**WRITTEN PROBLEM**
Transcribe the listing that follows in full, omitting pictures.
==============================
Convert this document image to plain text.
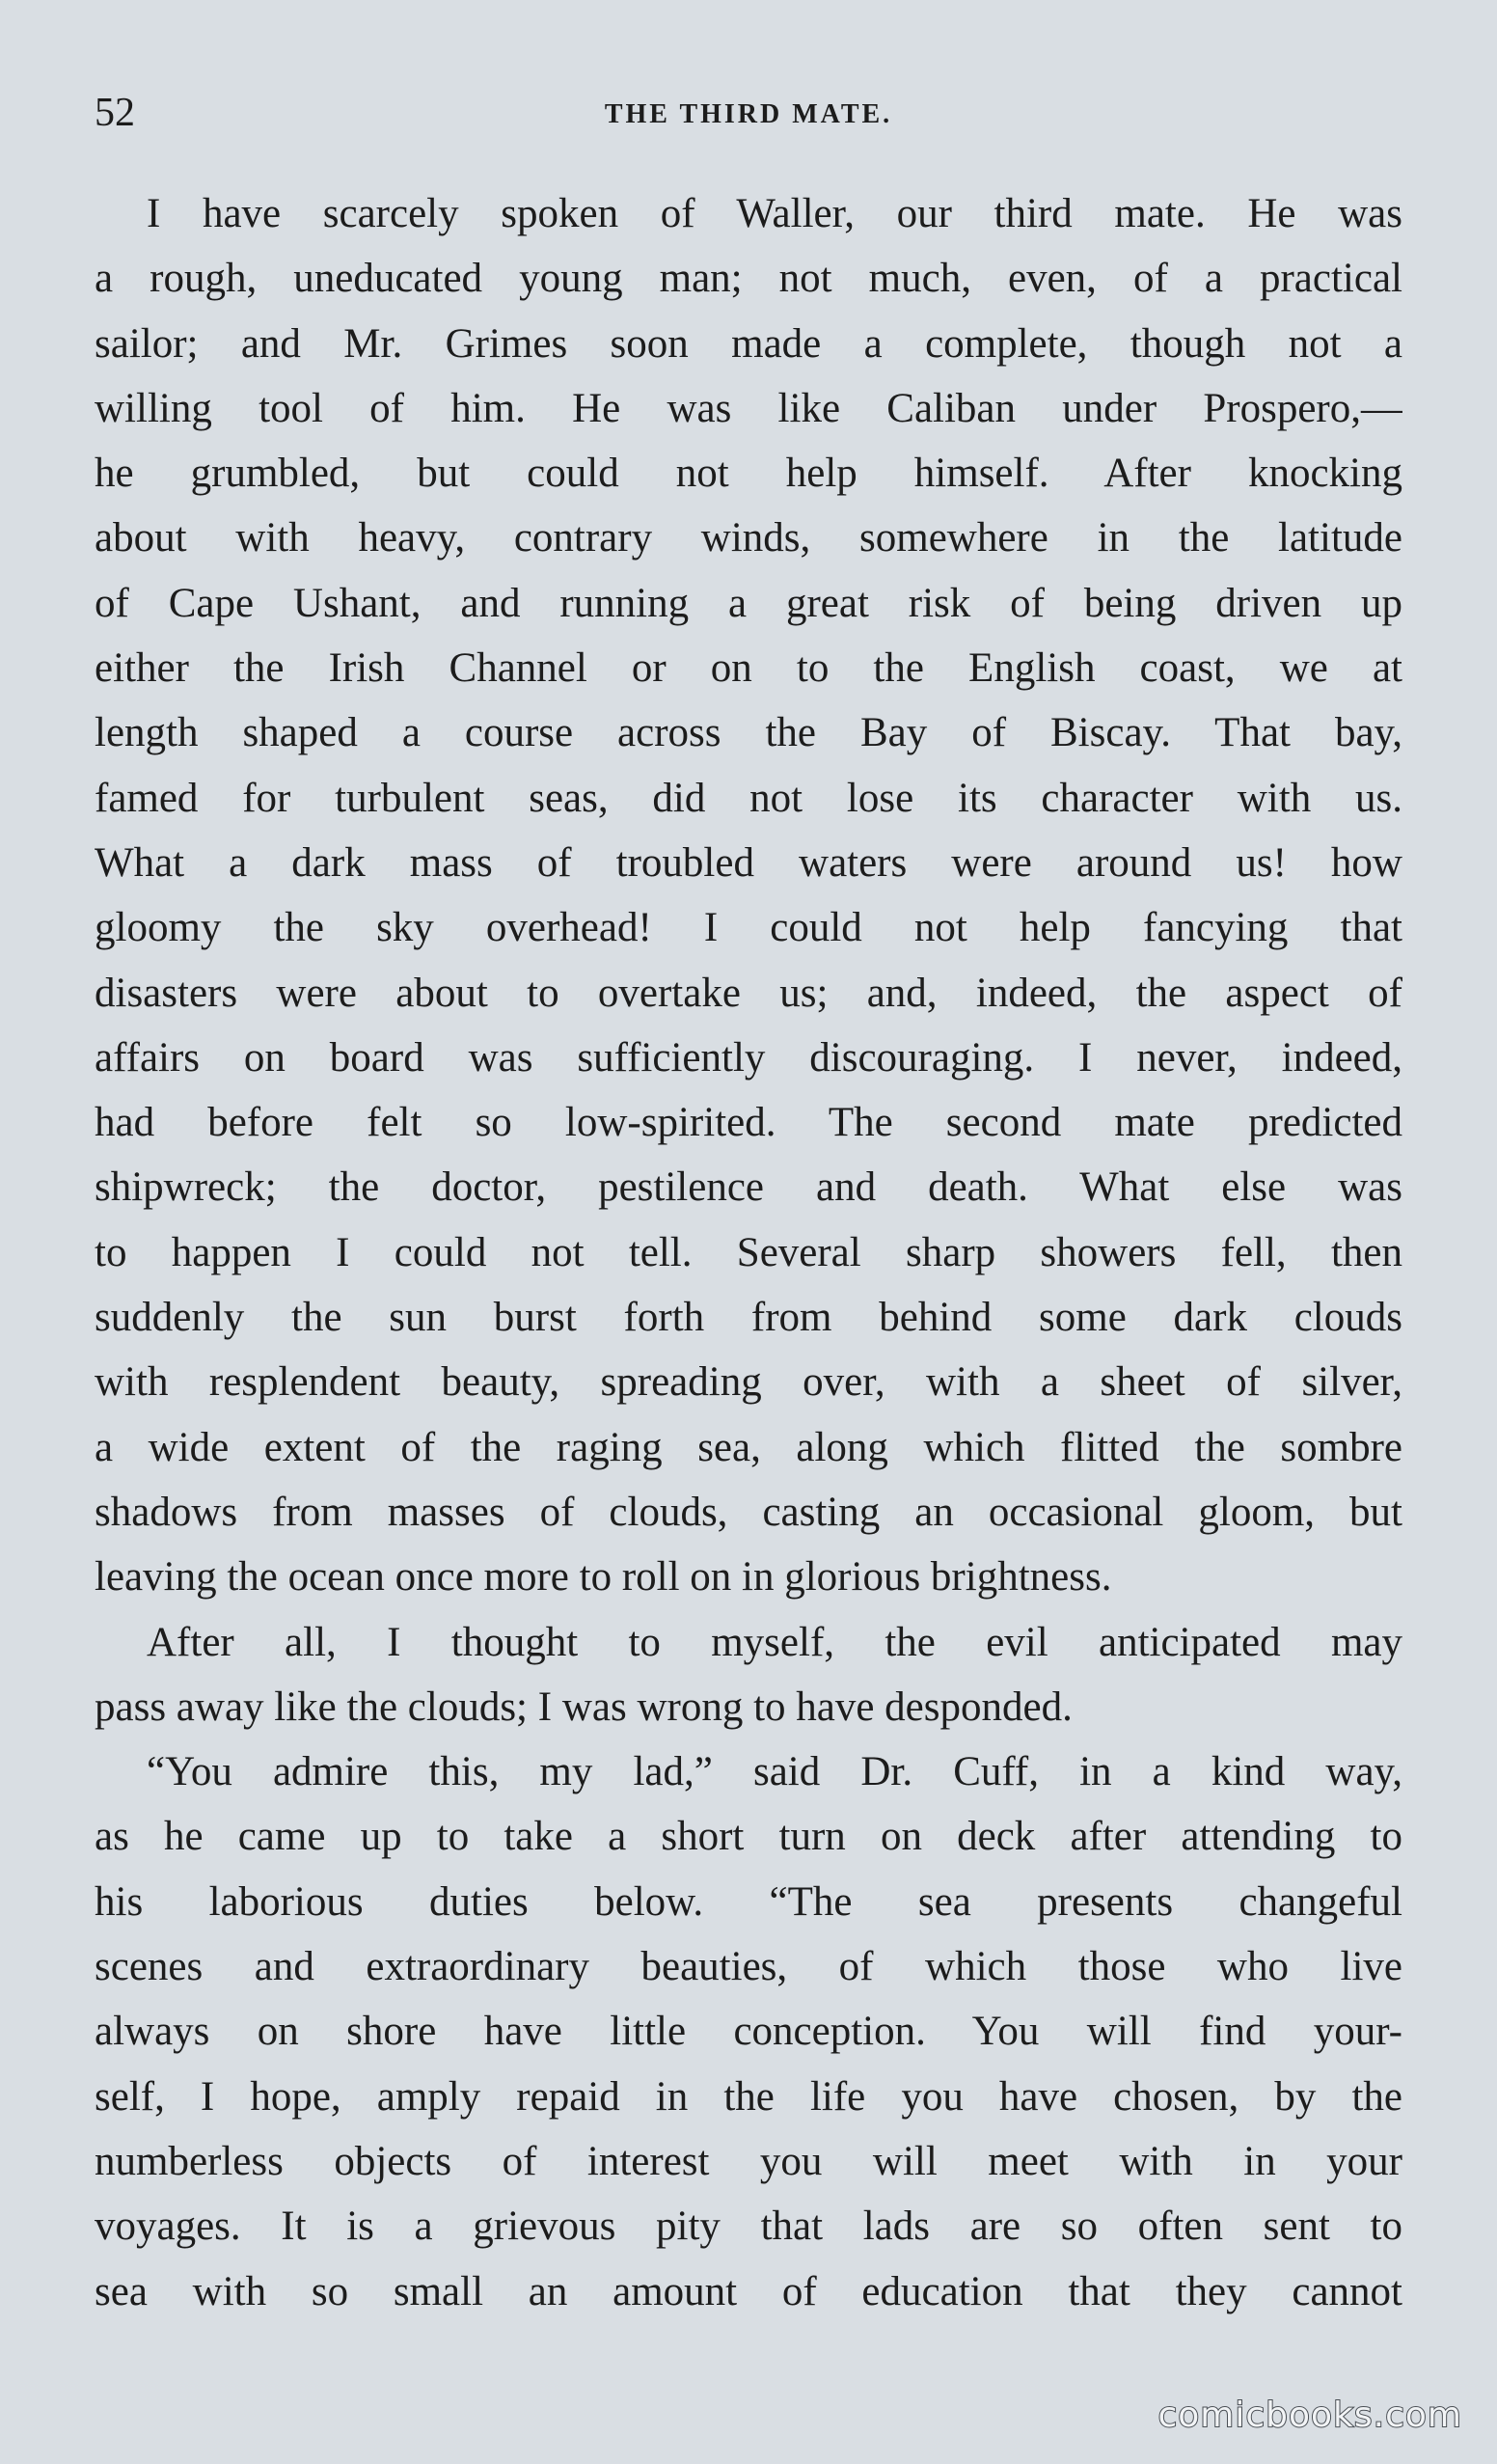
52	THE THIRD MATE.
I have scarcely spoken of Waller, our third mate. He was
a rough, uneducated young man; not much, even, of a practical
sailor; and Mr. Grimes soon made a complete, though not a
willing tool of him. He was like Caliban under Prospero,—
he grumbled, but could not help himself. After knocking
about with heavy, contrary winds, somewhere in the latitude
of Cape Ushant, and running a great risk of being driven up
either the Irish Channel or on to the English coast, we at
length shaped a course across the Bay of Biscay. That bay,
famed for turbulent seas, did not lose its character with us.
What a dark mass of troubled waters were around us! how
gloomy the sky overhead! I could not help fancying that
disasters were about to overtake us; and, indeed, the aspect of
affairs on board was sufficiently discouraging. I never, indeed,
had before felt so low-spirited. The second mate predicted
shipwreck; the doctor, pestilence and death. What else was
to happen I could not tell. Several sharp showers fell, then
suddenly the sun burst forth from behind some dark clouds
with resplendent beauty, spreading over, with a sheet of silver,
a wide extent of the raging sea, along which flitted the sombre
shadows from masses of clouds, casting an occasional gloom, but
leaving the ocean once more to roll on in glorious brightness.
After all, I thought to myself, the evil anticipated may
pass away like the clouds; I was wrong to have desponded.
“You admire this, my lad,” said Dr. Cuff, in a kind way,
as he came up to take a short turn on deck after attending to
his laborious duties below. “The sea presents changeful
scenes and extraordinary beauties, of which those who live
always on shore have little conception. You will find your-
self, I hope, amply repaid in the life you have chosen, by the
numberless objects of interest you will meet with in your
voyages. It is a grievous pity that lads are so often sent to
sea with so small an amount of education that they cannot
comicbooks.com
==============================
**RESULT OF THE EXERCISE**
Convert this document image to plain text.
52	THE THIRD MATE.
I have scarcely spoken of Waller, our third mate. He was
a rough, uneducated young man; not much, even, of a practical
sailor; and Mr. Grimes soon made a complete, though not a
willing tool of him. He was like Caliban under Prospero,—
he grumbled, but could not help himself. After knocking
about with heavy, contrary winds, somewhere in the latitude
of Cape Ushant, and running a great risk of being driven up
either the Irish Channel or on to the English coast, we at
length shaped a course across the Bay of Biscay. That bay,
famed for turbulent seas, did not lose its character with us.
What a dark mass of troubled waters were around us! how
gloomy the sky overhead! I could not help fancying that
disasters were about to overtake us; and, indeed, the aspect of
affairs on board was sufficiently discouraging. I never, indeed,
had before felt so low-spirited. The second mate predicted
shipwreck; the doctor, pestilence and death. What else was
to happen I could not tell. Several sharp showers fell, then
suddenly the sun burst forth from behind some dark clouds
with resplendent beauty, spreading over, with a sheet of silver,
a wide extent of the raging sea, along which flitted the sombre
shadows from masses of clouds, casting an occasional gloom, but
leaving the ocean once more to roll on in glorious brightness.
After all, I thought to myself, the evil anticipated may
pass away like the clouds; I was wrong to have desponded.
“You admire this, my lad,” said Dr. Cuff, in a kind way,
as he came up to take a short turn on deck after attending to
his laborious duties below. “The sea presents changeful
scenes and extraordinary beauties, of which those who live
always on shore have little conception. You will find your-
self, I hope, amply repaid in the life you have chosen, by the
numberless objects of interest you will meet with in your
voyages. It is a grievous pity that lads are so often sent to
sea with so small an amount of education that they cannot
comicbooks.com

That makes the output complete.